→ YOUR GOAL
Your task is to copy every line of the entries that contains "Antiseptic".

→ DATA PROVIDED
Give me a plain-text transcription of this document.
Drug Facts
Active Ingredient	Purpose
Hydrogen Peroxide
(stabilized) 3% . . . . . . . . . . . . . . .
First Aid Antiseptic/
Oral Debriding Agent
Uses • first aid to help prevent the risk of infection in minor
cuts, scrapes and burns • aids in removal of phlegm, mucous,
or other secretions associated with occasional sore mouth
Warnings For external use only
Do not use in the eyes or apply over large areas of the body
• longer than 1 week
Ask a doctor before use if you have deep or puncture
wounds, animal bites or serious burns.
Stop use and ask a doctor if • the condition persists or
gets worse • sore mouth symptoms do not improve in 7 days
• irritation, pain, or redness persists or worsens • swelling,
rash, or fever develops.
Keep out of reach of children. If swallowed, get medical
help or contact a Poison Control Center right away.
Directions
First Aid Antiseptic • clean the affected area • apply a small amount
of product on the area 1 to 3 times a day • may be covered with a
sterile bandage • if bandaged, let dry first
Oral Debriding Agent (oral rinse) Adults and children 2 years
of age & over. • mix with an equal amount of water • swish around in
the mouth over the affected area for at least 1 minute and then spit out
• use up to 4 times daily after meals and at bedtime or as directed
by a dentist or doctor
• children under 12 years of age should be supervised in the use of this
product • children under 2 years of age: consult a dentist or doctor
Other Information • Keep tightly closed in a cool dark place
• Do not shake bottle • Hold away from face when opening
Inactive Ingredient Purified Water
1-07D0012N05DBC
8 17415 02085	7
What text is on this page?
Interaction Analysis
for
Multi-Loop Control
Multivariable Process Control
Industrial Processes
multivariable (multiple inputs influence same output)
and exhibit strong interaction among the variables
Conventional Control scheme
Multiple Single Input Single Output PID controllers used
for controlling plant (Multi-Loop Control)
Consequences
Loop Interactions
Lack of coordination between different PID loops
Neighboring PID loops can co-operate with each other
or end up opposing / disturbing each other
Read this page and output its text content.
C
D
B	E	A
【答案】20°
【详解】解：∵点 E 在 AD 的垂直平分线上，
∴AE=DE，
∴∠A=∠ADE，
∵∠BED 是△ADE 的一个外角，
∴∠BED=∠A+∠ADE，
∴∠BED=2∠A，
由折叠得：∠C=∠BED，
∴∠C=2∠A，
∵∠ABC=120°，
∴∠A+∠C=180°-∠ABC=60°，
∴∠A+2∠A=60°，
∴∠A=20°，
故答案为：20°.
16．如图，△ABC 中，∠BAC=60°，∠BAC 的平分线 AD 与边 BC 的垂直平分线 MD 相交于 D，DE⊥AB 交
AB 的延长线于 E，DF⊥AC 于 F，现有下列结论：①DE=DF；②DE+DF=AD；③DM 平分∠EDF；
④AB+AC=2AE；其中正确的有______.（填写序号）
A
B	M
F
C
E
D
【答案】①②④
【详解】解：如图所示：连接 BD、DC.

→ EXERCISE RESULT
First Aid Antiseptic/
First Aid Antiseptic • clean the affected area • apply a small amount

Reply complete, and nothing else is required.